▶ DAFTAR TUGAS
**1.** Jawab tiga pertanyaan berikut berdasarkan kutipan teks:
(a) Pada tanggal berapa negara "Israel" diproklamasikan?
(b) Berapa desa Muslim yang dihancurkan pada akhir perang 1948?
(c) Apa sebutan untuk perang bulan Juni 1967?
**2.** Tentukan apakah tiap pernyataan ini sesuai dengan kutipan teks. Jawab ya atau tidak, lalu kutip kata-kata penentunya dari teks:
(a) Irak termasuk negara yang mengumumkan perang pada 1948.
(b) Pasukan Arab pada 1948 datang dengan koordinasi strategis yang matang.
(c) Dataran Tinggi Golan yang direbut pada 1967 adalah wilayah Mesir.
======== KUTIPAN TEKS ========
Perang Arab-Israel dan Lahirnya Zionisme Modern

Perang 1948: Perang Pembentukan Israel

Setelah Zionis secara sepihak memproklamasikan berdirinya negara “Israel” pada 14 Mei 1948, sejumlah negara Arab — Mesir, Yordania, Suriah, Lebanon, dan Irak — mengumumkan perang terhadap entitas ilegal tersebut. Inilah yang kemudian dikenal sebagai Perang Arab-Israel 1948, atau oleh Zionis disebut Perang Kemerdekaan.

Namun, kenyataannya perang ini tidak berjalan sebagaimana mestinya. Pasukan Arab datang tanpa koordinasi strategis yang matang, sedangkan pasukan Zionis sudah terorganisir dengan baik melalui milisi bersenjata seperti Haganah, Irgun, dan Lehi.

Akhir dari perang ini sangat menyakitkan bagi umat Islam:

  • Israel menguasai 78% wilayah Palestina

  • Lebih dari 750.000 rakyat Palestina diusir

  • 531 desa Muslim dihancurkan

  • Yerusalem Barat direbut dan diubah identitasnya

Ini bukan sekadar kekalahan militer, tapi pukulan keras terhadap harga diri dan kehormatan umat Islam.


Perang 1967: Penaklukan Tepi Barat dan Yerusalem Timur

Perang berikutnya terjadi pada bulan Juni 1967, yang dikenal sebagai Perang Enam Hari, antara Israel dan koalisi Mesir, Yordania, dan Suriah. Dalam waktu kurang dari satu minggu, Zionis Israel berhasil menghancurkan kekuatan udara negara-negara Arab dan merebut sejumlah wilayah besar:

  • Yerusalem Timur (termasuk Masjid Al-Aqsha)

  • Tepi Barat

  • Jalur Gaza

  • Dataran Tinggi Golan (Suriah)

  • Semua wilayah Sinai (Mesir)

Yang paling tragis adalah jatuhnya Masjid Al-Aqsha ke tangan Zionis. Mereka langsung mengibarkan bendera Israel di atas Qubbatus Sakhrah, dan hingga kini, Masjid Al-Aqsha masih berada di bawah penjajahan Israel.

Padahal, tempat suci ini disebutkan oleh Allah ﷻ dalam firman-Nya:

سُبْحَانَ الَّذِي أَسْرَىٰ بِعَبْدِهِ لَيْلًا مِّنَ الْمَسْجِدِ الْحَرَامِ إِلَى الْمَسْجِدِ الْأَقْصَى الَّذِي بَارَكْنَا حَوْلَهُ

“Maha Suci Allah yang telah memperjalankan hamba-Nya pada suatu malam dari Masjidil Haram ke Masjid Al-Aqsha yang telah Kami berkahi sekelilingnya…”
======== DATA TERCANTUM ========
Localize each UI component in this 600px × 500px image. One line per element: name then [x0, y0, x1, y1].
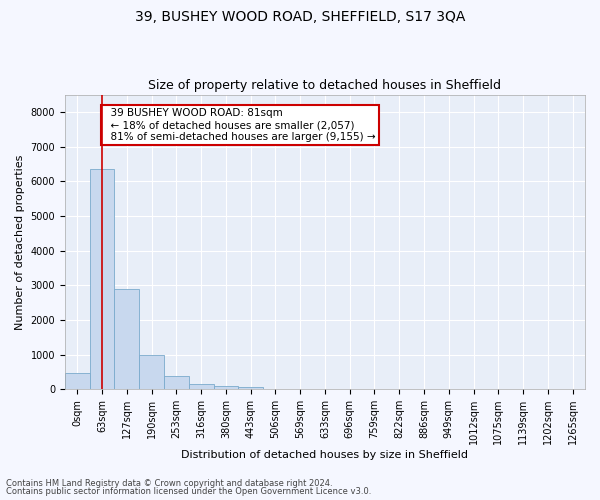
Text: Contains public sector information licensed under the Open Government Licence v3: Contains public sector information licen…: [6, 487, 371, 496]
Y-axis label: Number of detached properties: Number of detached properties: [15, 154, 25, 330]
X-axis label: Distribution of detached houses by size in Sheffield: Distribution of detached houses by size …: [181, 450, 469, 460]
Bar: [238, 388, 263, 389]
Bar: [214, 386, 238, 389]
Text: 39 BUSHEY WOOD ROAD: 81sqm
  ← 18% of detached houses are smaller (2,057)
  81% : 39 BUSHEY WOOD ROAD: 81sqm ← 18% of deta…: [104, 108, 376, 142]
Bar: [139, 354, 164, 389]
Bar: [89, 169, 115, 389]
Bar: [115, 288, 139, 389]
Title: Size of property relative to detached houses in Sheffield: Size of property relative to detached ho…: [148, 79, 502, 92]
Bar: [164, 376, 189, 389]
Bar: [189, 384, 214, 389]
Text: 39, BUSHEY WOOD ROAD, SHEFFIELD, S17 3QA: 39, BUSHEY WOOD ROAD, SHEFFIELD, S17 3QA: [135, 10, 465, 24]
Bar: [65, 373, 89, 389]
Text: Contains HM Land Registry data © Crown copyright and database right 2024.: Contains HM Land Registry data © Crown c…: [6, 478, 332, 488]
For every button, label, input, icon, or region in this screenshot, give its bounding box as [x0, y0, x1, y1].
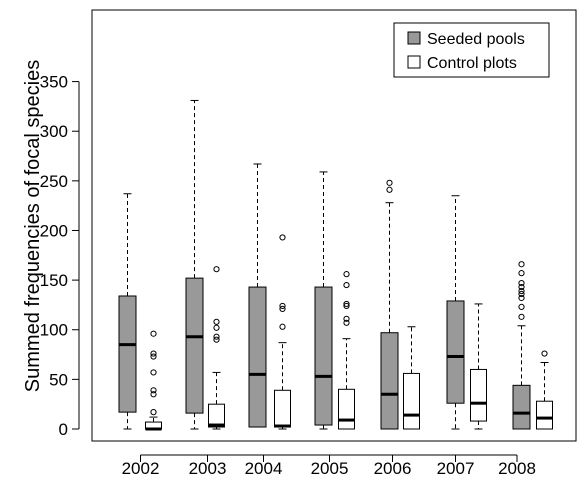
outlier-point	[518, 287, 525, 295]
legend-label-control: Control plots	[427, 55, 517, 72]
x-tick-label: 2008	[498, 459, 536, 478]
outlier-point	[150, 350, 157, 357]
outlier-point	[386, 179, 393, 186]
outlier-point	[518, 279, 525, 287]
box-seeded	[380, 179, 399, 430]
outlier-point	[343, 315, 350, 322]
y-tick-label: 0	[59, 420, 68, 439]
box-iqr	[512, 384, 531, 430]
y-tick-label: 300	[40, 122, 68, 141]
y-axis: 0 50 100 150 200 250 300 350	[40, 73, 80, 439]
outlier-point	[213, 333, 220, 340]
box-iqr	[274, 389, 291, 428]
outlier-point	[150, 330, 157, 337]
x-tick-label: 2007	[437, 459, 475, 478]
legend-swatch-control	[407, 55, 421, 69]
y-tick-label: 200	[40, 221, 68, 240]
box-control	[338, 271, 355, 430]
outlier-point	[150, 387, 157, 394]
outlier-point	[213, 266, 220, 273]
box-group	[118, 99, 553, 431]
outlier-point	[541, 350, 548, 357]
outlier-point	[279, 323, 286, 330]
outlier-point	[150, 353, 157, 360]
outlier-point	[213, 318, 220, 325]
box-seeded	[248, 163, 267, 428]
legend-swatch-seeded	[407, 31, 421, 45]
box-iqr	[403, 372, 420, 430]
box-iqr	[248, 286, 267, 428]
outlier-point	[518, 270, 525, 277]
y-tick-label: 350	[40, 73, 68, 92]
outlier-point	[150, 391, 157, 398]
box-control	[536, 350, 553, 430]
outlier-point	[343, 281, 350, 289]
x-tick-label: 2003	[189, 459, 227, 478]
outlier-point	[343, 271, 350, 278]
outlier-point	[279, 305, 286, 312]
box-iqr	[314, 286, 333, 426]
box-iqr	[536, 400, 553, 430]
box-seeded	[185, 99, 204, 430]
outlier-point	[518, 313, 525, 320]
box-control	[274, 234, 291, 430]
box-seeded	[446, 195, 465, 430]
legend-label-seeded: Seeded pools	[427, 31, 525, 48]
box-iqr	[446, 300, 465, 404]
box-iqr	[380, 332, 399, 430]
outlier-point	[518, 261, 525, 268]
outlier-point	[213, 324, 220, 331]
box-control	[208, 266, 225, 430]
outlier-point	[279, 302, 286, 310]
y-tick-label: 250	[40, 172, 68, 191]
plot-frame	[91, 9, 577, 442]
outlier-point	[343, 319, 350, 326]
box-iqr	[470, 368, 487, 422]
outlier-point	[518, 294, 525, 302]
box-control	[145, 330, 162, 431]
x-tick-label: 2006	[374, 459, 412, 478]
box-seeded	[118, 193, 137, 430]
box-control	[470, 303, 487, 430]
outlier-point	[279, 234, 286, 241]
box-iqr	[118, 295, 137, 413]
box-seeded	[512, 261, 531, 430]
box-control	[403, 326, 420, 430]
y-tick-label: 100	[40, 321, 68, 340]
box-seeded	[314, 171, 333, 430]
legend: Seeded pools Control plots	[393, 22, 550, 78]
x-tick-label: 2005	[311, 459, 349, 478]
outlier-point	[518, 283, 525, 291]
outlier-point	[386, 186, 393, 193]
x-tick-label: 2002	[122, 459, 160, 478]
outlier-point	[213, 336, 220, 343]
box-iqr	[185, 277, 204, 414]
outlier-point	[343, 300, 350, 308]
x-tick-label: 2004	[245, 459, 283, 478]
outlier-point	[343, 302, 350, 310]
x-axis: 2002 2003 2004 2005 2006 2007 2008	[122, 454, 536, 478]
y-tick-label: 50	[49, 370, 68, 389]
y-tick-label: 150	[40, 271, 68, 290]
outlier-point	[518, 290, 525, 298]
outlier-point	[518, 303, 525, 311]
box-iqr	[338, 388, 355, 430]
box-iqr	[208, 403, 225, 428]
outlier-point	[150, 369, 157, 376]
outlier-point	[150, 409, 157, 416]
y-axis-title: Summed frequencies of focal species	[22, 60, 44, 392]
========
======== DATA TERCANTUM ========
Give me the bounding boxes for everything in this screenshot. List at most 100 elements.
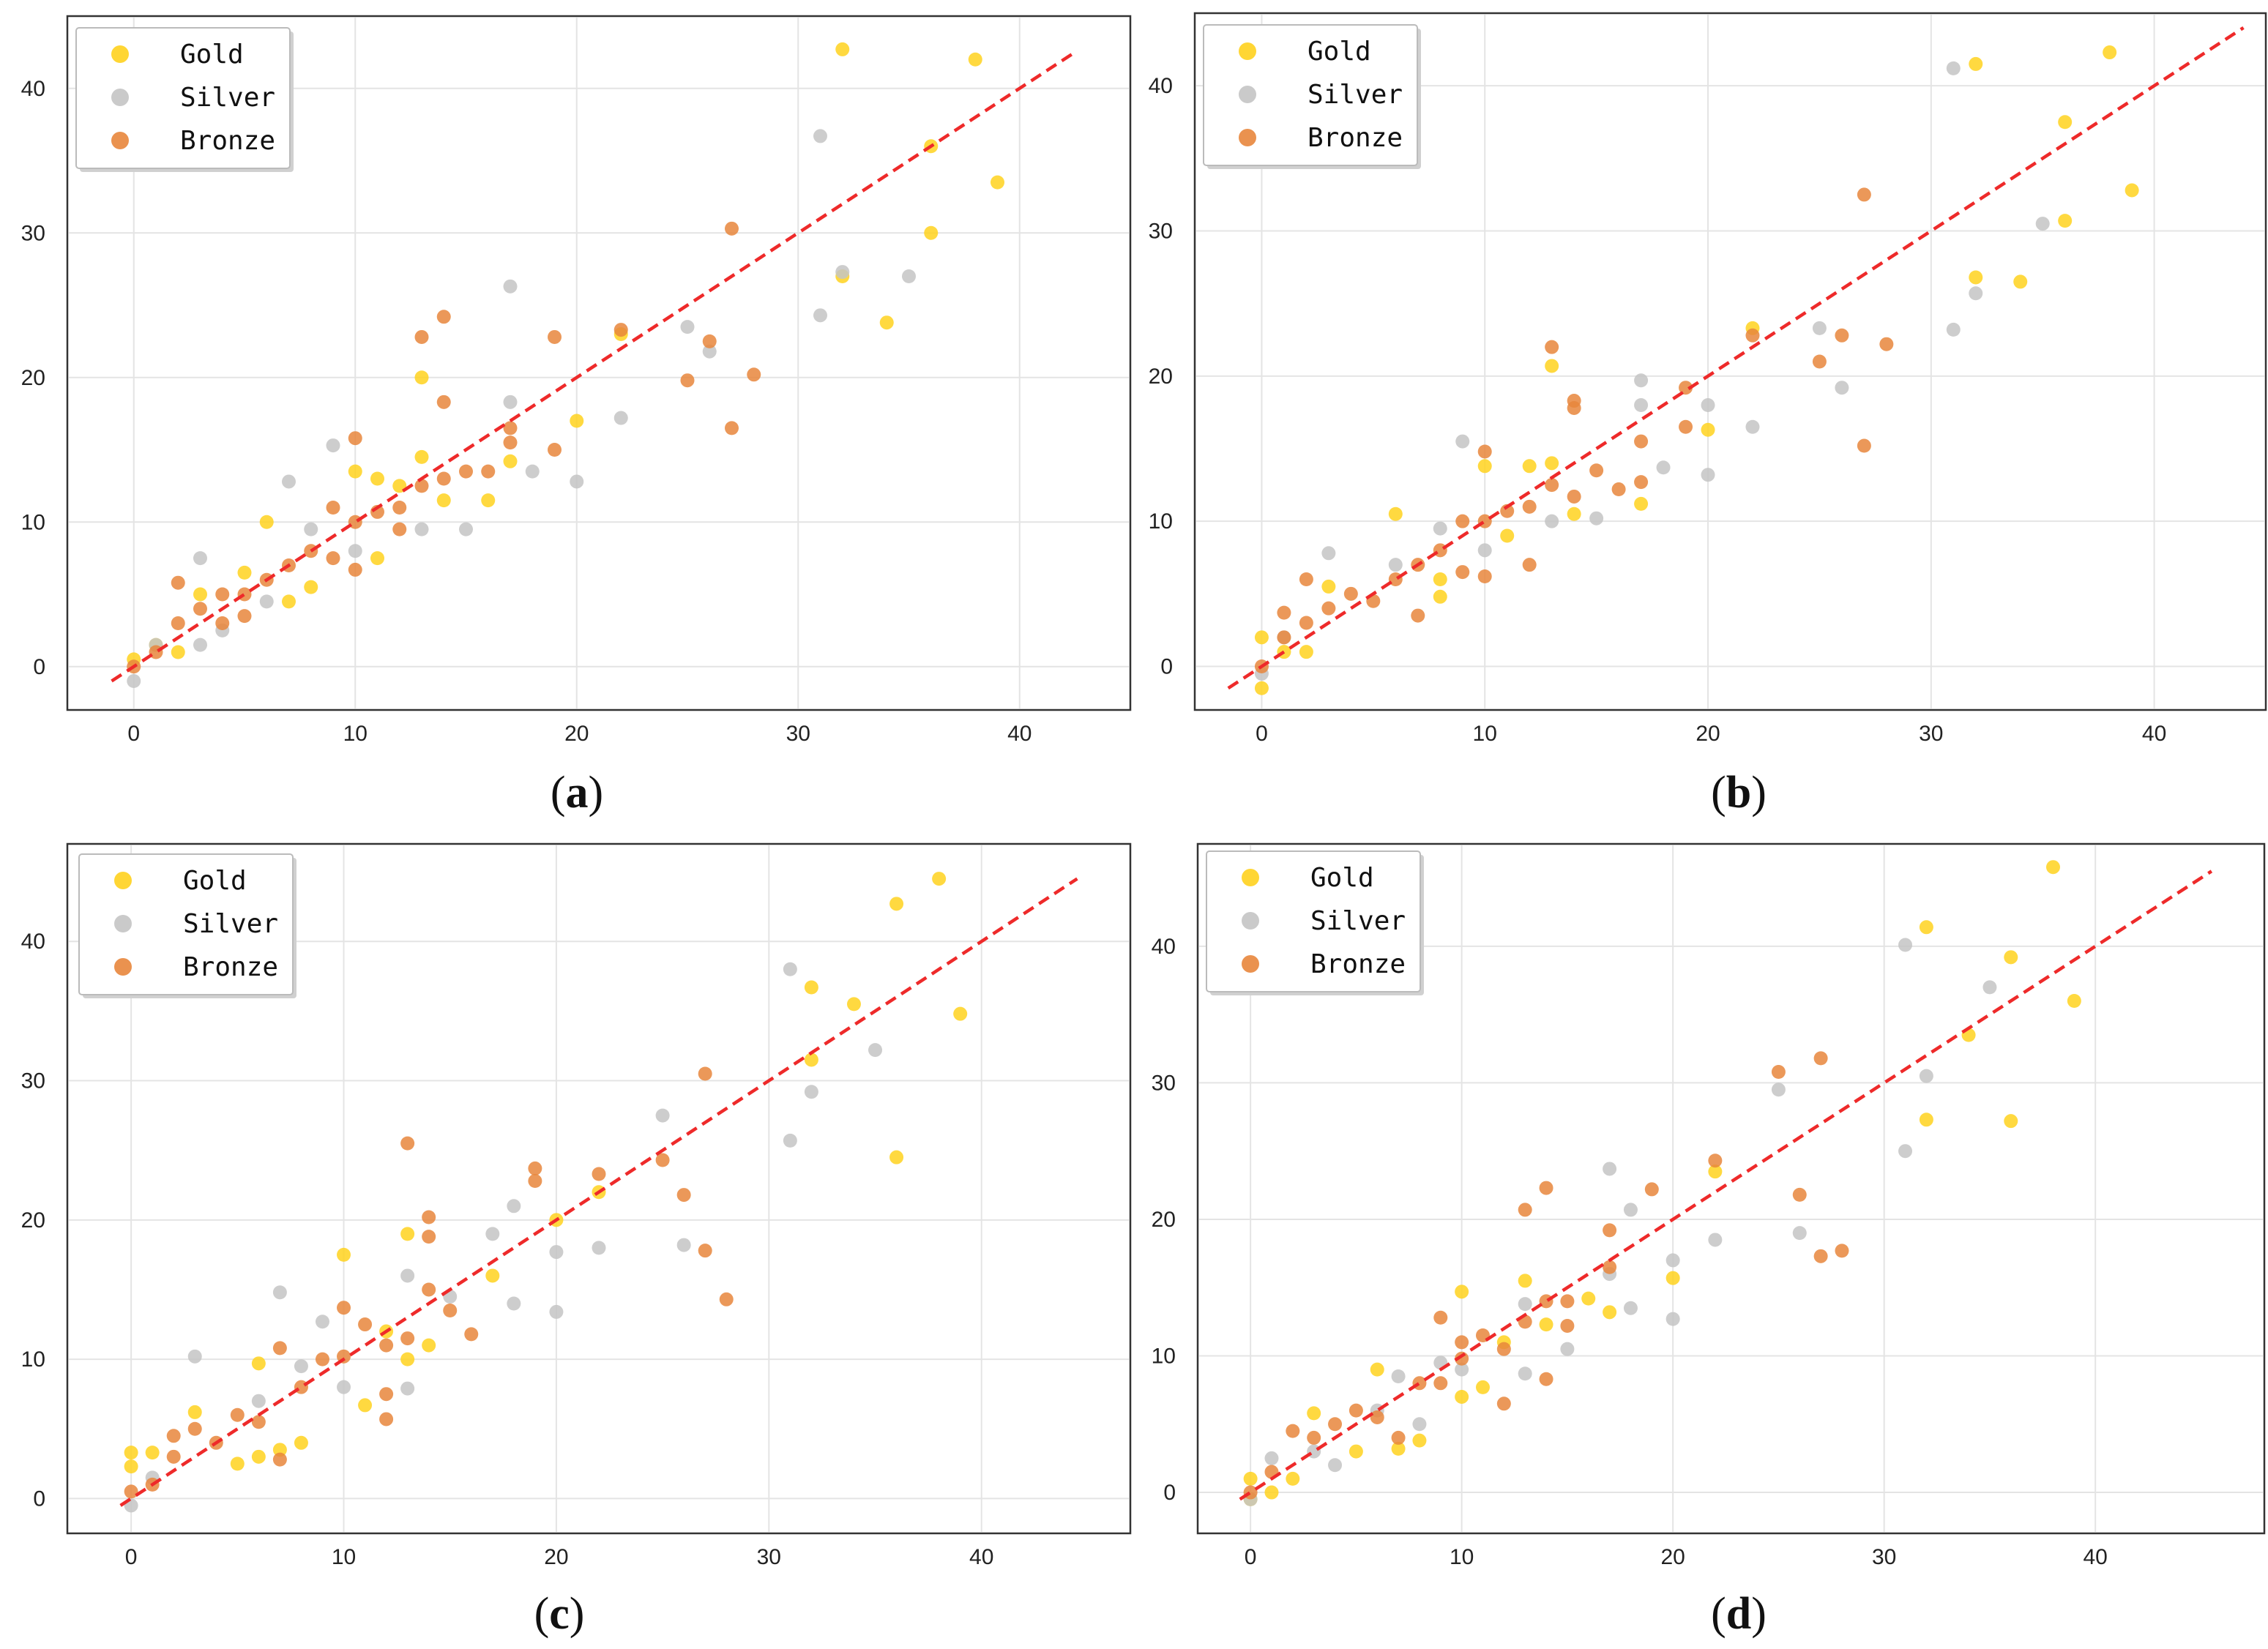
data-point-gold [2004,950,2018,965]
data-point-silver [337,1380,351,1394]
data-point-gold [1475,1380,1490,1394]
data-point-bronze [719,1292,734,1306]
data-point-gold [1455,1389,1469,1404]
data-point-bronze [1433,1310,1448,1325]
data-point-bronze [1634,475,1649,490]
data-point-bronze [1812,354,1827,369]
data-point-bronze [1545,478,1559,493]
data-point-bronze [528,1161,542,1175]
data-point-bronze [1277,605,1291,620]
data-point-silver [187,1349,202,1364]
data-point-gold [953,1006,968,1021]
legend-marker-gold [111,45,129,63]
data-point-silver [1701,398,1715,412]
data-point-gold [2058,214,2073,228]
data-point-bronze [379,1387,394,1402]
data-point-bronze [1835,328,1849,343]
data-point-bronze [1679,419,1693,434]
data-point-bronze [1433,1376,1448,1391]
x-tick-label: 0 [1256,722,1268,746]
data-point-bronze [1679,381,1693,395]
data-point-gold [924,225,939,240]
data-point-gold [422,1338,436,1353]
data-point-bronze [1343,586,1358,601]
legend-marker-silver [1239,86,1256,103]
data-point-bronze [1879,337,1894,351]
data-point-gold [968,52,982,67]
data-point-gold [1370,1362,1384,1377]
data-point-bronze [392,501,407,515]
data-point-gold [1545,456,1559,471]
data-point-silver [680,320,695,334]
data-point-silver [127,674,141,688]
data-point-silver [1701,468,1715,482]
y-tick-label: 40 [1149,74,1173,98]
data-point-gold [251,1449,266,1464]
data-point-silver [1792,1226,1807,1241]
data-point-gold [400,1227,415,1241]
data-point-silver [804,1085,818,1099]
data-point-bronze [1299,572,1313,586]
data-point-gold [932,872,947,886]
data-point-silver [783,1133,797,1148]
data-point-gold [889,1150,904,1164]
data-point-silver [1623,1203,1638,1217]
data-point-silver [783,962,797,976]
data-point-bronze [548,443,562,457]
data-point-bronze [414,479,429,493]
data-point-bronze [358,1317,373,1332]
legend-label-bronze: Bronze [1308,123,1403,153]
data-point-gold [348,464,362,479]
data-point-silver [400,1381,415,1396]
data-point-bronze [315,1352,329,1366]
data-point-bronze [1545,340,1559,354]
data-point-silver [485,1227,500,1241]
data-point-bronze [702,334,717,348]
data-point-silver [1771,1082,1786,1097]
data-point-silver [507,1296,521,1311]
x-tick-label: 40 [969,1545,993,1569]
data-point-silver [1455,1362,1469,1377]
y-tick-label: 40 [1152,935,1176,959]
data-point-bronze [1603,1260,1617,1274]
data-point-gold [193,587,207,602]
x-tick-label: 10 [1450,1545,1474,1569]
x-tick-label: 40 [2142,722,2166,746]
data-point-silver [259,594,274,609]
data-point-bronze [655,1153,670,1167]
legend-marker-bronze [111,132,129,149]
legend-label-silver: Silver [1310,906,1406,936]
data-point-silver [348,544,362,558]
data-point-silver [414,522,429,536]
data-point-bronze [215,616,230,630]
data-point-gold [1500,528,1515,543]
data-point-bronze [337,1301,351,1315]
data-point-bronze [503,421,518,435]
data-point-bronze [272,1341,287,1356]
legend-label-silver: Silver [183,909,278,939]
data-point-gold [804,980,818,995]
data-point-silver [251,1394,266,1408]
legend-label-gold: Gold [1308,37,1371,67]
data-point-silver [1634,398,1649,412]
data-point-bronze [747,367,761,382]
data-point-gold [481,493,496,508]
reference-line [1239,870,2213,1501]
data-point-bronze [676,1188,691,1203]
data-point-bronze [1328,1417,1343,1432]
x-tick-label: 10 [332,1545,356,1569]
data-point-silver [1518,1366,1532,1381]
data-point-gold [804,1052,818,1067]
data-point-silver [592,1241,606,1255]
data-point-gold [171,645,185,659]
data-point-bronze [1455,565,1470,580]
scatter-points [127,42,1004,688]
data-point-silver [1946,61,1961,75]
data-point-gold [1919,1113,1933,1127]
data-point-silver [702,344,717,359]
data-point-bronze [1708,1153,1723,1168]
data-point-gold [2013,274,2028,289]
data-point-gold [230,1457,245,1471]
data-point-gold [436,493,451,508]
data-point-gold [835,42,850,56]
========
▶ JAWABAN TIAP TUGAS
**1.**
(a) 14 Mei 1948
(b) 531 desa
(c) Perang Enam Hari

**2.**
(a) Ya. "Mesir, Yordania, Suriah, Lebanon, dan Irak — mengumumkan perang terhadap entitas ilegal tersebut"
(b) Tidak. "Pasukan Arab datang tanpa koordinasi strategis yang matang"
(c) Tidak. "Dataran Tinggi Golan (Suriah)"